-- Data provided start --

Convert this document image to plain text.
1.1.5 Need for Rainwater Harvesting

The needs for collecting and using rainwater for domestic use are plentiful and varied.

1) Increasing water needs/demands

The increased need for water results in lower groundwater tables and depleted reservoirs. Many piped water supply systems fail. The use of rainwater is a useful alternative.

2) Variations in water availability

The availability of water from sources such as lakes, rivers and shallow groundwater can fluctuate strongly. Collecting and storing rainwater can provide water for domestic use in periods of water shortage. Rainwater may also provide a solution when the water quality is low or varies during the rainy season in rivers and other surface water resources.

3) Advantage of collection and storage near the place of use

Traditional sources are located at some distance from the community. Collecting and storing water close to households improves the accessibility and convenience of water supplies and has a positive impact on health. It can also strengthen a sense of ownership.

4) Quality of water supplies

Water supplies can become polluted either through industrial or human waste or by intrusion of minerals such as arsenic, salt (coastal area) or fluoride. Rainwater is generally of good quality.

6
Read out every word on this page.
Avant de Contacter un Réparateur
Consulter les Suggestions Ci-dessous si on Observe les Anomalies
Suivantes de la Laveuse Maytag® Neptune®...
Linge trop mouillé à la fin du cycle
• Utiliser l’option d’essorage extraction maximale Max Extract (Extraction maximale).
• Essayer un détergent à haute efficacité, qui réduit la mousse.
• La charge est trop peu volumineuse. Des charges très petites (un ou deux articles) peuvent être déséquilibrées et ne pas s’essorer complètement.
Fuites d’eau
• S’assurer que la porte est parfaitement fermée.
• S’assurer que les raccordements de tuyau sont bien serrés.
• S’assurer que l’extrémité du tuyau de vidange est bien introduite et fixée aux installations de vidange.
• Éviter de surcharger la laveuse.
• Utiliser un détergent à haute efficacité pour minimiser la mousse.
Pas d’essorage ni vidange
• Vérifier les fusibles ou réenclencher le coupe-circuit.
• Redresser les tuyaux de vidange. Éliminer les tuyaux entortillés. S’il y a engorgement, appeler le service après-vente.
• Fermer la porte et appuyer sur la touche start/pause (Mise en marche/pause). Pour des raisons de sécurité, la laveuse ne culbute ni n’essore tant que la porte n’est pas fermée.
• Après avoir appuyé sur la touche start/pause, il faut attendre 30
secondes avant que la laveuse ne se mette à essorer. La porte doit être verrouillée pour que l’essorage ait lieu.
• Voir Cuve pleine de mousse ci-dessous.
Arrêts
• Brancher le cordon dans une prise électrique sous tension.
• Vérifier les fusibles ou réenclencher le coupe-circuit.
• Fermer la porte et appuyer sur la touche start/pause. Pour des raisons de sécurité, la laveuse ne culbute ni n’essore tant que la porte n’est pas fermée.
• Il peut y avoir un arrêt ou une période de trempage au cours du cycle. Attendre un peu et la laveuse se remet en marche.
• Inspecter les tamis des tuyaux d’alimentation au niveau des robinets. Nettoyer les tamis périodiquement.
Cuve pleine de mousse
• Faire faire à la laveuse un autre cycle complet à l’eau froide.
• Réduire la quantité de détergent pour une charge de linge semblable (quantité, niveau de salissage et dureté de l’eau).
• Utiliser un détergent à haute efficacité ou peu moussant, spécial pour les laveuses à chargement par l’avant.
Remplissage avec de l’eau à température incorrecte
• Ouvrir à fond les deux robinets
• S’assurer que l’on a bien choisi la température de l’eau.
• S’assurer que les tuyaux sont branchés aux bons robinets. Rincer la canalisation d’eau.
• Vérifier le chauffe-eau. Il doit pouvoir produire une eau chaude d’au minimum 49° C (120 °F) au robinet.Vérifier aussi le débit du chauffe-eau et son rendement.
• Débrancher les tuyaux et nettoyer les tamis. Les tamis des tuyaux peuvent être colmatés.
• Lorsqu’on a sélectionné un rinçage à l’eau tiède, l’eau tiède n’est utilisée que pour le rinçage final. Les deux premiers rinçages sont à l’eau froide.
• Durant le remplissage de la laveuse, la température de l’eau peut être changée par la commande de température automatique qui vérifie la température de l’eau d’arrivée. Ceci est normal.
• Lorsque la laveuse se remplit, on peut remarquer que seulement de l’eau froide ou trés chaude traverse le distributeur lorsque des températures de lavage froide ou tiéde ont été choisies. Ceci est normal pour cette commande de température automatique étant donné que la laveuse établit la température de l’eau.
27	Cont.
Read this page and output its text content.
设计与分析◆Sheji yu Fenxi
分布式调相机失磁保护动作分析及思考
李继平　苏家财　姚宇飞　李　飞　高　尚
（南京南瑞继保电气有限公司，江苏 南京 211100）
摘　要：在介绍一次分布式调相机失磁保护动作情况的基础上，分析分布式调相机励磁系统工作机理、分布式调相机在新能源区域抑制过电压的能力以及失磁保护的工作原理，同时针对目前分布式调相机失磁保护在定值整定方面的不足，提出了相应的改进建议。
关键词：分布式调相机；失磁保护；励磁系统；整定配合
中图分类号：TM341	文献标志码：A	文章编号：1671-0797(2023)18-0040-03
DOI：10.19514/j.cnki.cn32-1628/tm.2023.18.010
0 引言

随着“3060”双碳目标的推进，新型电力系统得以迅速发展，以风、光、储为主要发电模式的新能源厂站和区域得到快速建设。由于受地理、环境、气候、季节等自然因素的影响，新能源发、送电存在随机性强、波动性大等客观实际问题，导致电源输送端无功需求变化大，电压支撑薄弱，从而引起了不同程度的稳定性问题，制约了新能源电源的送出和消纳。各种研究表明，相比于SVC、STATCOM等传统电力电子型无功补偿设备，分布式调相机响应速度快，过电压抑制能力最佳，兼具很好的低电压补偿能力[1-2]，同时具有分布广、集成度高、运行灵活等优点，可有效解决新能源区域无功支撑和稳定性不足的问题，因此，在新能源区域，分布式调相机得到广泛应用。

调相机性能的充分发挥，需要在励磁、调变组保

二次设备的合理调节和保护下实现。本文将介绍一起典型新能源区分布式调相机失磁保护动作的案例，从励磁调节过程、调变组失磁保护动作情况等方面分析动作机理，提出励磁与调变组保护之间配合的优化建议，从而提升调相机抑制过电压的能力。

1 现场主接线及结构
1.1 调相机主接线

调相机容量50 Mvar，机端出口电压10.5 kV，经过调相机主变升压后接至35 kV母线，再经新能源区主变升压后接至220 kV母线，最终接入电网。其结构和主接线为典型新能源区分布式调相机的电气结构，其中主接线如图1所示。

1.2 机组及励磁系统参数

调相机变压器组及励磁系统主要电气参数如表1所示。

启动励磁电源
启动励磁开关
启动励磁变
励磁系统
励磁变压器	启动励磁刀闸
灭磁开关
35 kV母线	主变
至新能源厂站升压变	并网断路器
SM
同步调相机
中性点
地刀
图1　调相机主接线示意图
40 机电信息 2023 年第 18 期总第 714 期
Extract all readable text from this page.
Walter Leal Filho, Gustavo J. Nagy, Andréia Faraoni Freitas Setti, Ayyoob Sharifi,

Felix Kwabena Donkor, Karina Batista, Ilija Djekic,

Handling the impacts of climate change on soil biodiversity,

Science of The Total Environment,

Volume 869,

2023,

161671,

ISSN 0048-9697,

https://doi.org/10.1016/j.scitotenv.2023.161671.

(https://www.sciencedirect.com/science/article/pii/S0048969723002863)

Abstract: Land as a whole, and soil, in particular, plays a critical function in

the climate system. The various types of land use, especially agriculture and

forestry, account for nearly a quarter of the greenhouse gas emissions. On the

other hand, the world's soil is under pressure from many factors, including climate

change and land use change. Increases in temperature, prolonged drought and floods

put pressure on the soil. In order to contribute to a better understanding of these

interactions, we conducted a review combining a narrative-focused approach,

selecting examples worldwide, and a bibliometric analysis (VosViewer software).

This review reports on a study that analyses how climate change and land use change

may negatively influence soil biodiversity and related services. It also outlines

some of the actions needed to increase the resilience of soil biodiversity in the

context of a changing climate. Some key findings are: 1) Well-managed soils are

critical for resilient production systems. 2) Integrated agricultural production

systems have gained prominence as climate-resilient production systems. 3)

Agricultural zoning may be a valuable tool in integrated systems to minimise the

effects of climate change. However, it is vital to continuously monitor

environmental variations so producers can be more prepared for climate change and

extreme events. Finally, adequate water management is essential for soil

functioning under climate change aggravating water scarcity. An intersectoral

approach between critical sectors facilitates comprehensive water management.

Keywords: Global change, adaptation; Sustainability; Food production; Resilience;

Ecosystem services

-- Data provided end --

Exercise aim:
Tally up the lines with the word "kV母线" in them, and answer with that number by itself.

Complete response:
2